_Brief_: Search the records for "ylabel" and copy each line that holds it.

_Excerpted records_:
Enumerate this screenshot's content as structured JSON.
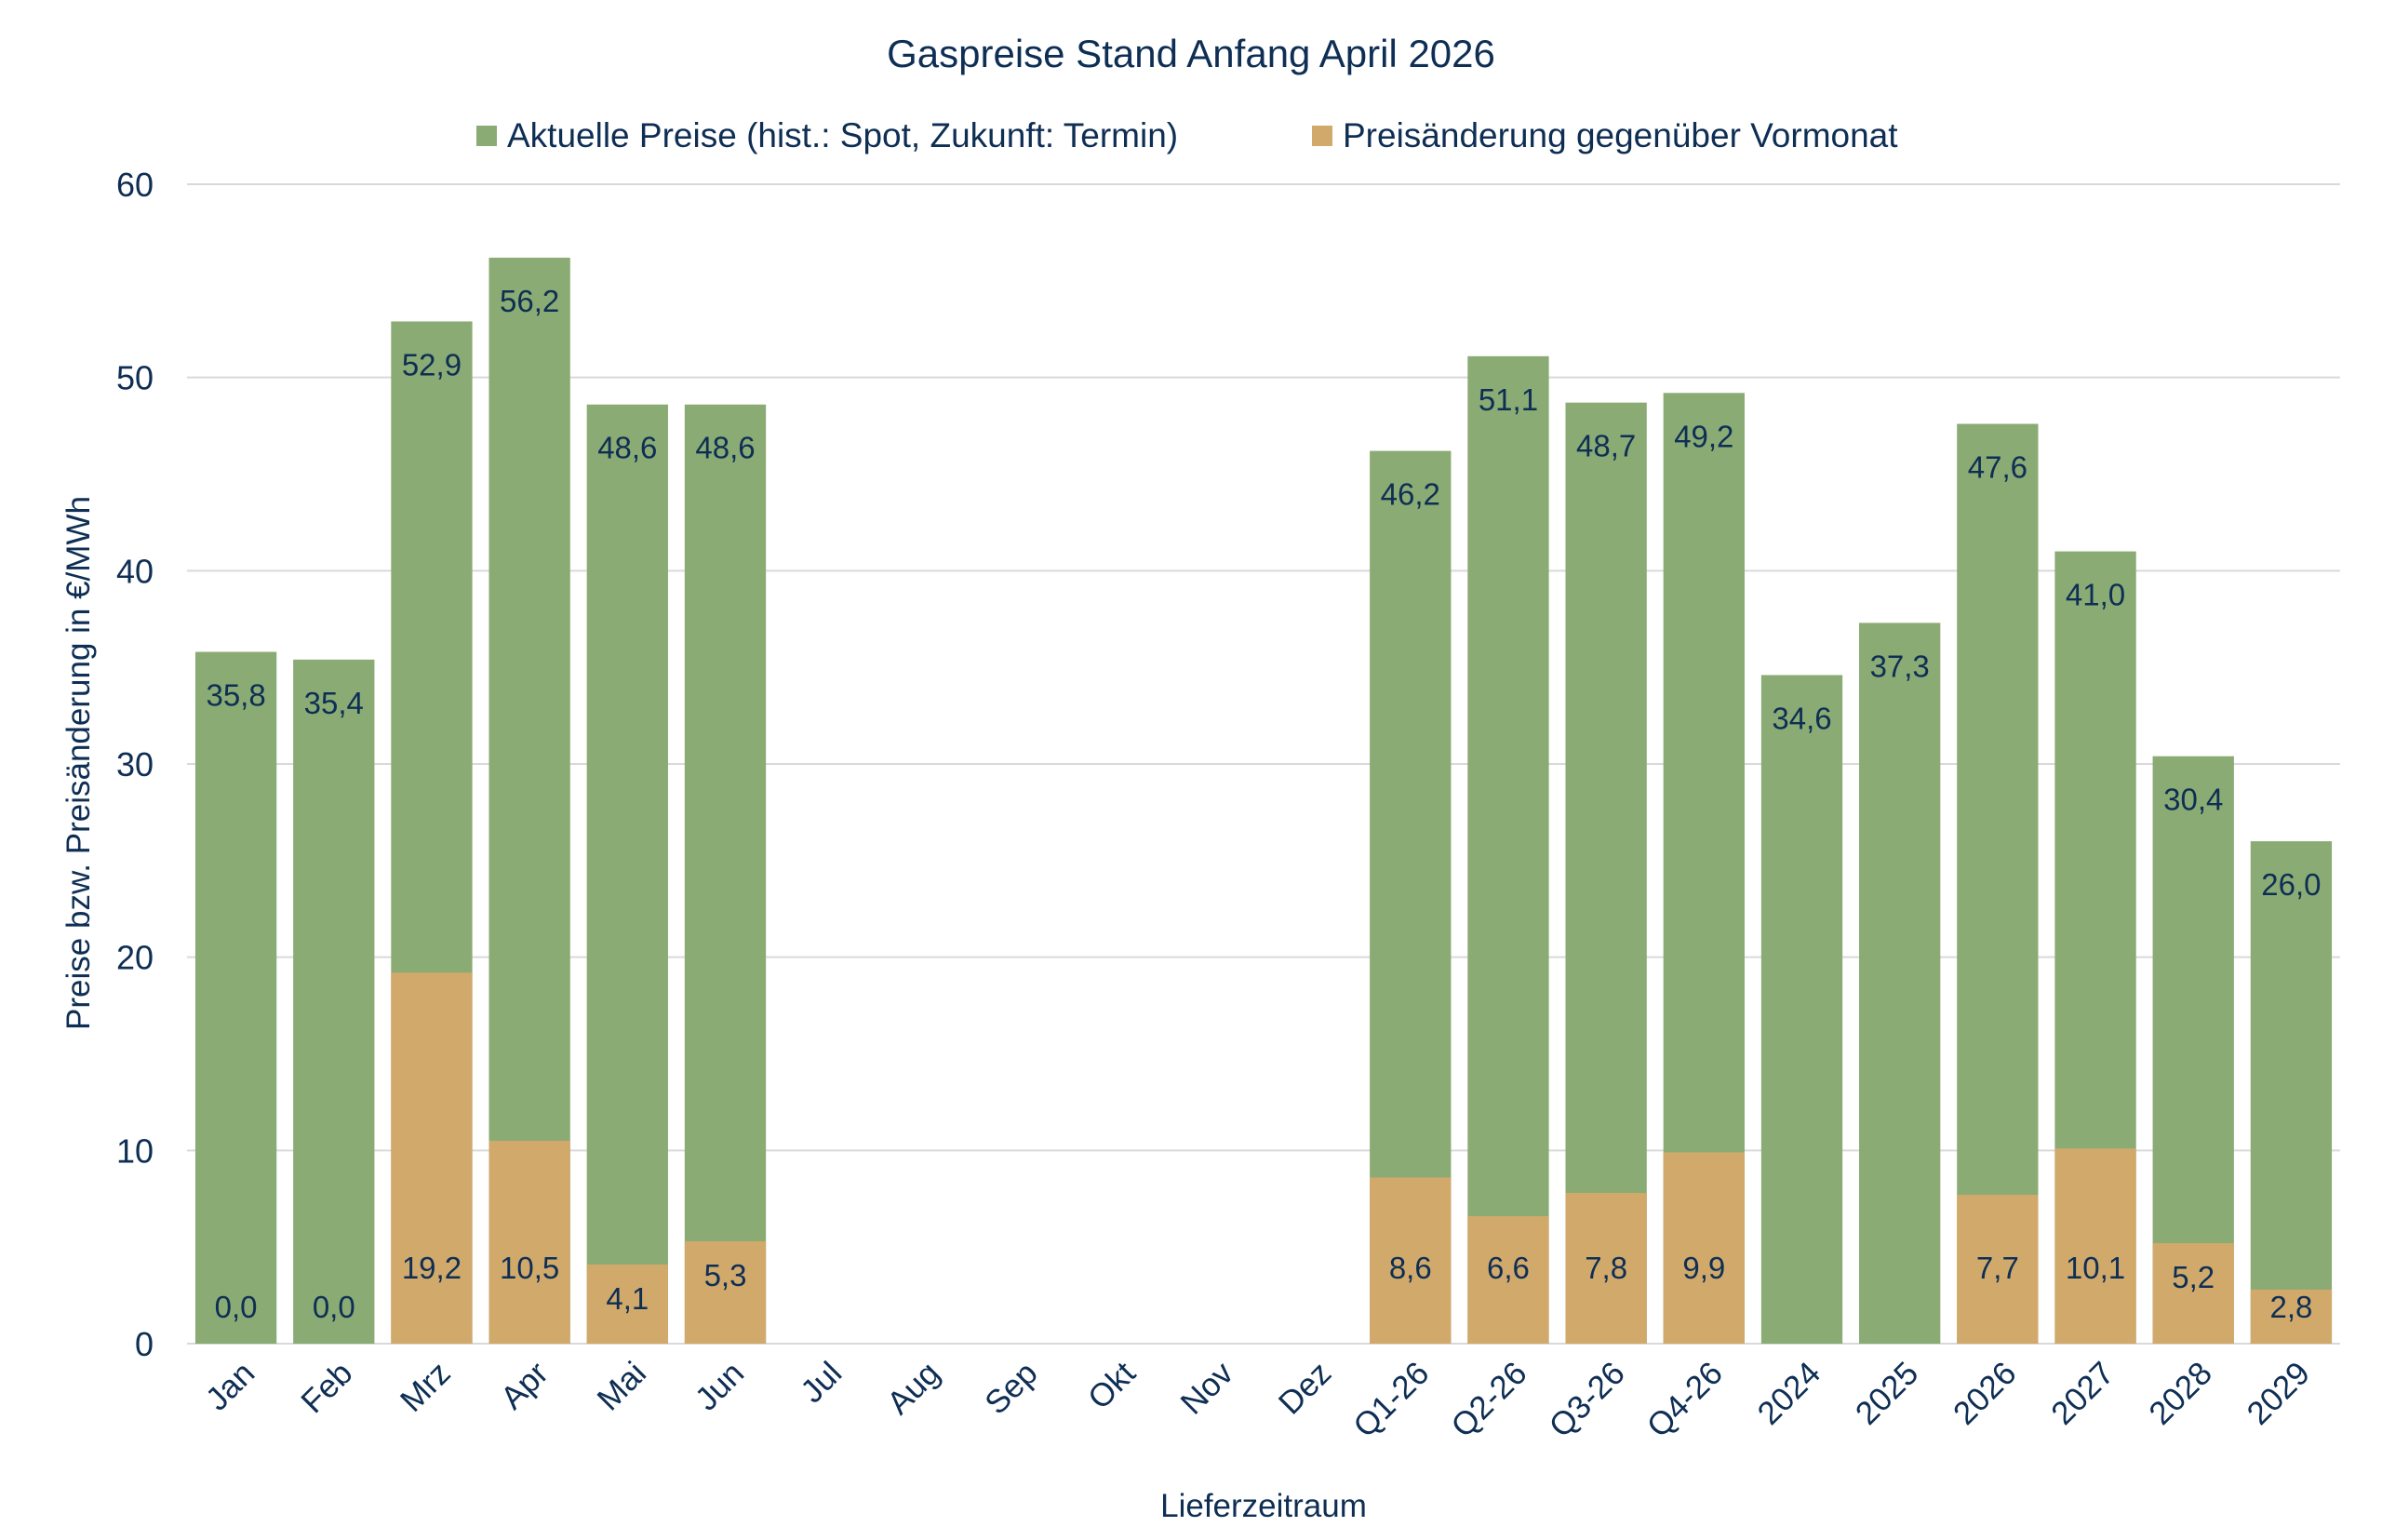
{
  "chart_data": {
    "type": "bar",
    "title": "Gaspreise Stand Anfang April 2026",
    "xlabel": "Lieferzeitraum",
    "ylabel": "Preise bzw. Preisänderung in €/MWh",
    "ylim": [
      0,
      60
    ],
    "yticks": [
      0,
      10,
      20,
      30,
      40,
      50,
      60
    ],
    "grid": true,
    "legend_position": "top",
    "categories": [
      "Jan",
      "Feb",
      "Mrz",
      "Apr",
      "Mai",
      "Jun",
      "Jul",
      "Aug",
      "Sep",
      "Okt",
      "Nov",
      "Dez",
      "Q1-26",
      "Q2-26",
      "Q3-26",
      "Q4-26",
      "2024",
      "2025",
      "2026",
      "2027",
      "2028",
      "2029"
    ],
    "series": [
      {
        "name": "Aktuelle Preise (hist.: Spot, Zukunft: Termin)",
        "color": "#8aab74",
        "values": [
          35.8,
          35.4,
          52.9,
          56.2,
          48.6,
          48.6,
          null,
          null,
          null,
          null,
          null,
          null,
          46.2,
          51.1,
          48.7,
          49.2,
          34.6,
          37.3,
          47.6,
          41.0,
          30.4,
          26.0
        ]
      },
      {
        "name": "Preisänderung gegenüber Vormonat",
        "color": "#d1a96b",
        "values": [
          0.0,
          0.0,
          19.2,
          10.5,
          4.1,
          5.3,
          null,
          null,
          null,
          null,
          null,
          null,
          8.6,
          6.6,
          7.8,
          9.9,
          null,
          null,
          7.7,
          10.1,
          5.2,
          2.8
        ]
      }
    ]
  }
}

...

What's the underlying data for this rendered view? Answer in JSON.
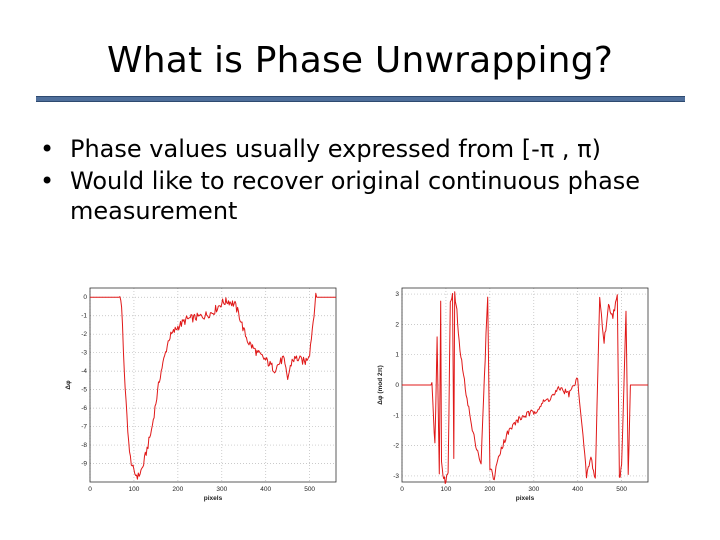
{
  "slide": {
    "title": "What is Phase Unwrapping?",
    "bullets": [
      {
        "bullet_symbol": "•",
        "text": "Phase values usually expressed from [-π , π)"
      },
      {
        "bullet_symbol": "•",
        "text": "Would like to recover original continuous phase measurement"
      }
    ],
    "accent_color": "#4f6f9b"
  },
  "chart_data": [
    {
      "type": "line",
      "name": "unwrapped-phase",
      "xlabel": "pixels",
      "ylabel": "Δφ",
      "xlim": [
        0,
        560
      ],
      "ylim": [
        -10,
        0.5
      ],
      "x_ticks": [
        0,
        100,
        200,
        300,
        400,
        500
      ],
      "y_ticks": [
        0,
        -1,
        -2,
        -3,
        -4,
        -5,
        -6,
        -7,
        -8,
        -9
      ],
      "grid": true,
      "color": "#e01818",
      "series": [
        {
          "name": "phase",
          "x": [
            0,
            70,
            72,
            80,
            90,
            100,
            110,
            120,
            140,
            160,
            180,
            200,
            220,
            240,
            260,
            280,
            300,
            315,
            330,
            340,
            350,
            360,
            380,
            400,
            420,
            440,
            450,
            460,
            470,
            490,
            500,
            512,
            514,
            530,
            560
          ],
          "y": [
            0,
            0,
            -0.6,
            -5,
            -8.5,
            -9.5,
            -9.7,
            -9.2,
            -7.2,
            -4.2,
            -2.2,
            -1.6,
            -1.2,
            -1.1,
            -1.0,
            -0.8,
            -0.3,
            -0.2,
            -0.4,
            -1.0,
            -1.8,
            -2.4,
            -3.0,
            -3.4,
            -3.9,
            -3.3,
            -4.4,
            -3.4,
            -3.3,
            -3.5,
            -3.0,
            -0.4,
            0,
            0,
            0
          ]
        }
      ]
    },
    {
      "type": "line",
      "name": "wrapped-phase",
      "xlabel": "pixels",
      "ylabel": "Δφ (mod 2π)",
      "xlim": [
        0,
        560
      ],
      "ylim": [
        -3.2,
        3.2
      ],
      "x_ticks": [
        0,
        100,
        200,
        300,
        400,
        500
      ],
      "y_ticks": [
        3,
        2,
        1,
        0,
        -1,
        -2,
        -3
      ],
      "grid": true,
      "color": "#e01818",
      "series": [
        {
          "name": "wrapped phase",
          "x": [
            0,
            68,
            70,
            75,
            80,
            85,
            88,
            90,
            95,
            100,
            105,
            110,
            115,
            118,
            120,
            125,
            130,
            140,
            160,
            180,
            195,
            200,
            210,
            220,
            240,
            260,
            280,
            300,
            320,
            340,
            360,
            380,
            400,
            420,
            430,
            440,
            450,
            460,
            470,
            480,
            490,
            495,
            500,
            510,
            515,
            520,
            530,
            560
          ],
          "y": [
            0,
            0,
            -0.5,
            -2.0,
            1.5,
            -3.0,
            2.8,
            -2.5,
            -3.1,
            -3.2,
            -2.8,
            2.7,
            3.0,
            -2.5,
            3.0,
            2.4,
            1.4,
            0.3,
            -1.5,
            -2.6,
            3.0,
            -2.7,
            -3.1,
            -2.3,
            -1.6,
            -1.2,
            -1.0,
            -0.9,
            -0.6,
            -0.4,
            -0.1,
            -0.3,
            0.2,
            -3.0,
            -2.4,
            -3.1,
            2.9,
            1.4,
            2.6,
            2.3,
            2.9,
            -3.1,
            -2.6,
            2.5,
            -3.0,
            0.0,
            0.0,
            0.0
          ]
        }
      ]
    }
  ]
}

_Written solution_:
    "ylabel": "Preise bzw. Preisänderung in €/MWh",
      "ylabel": "Δφ",
      "ylabel": "Δφ (mod 2π)",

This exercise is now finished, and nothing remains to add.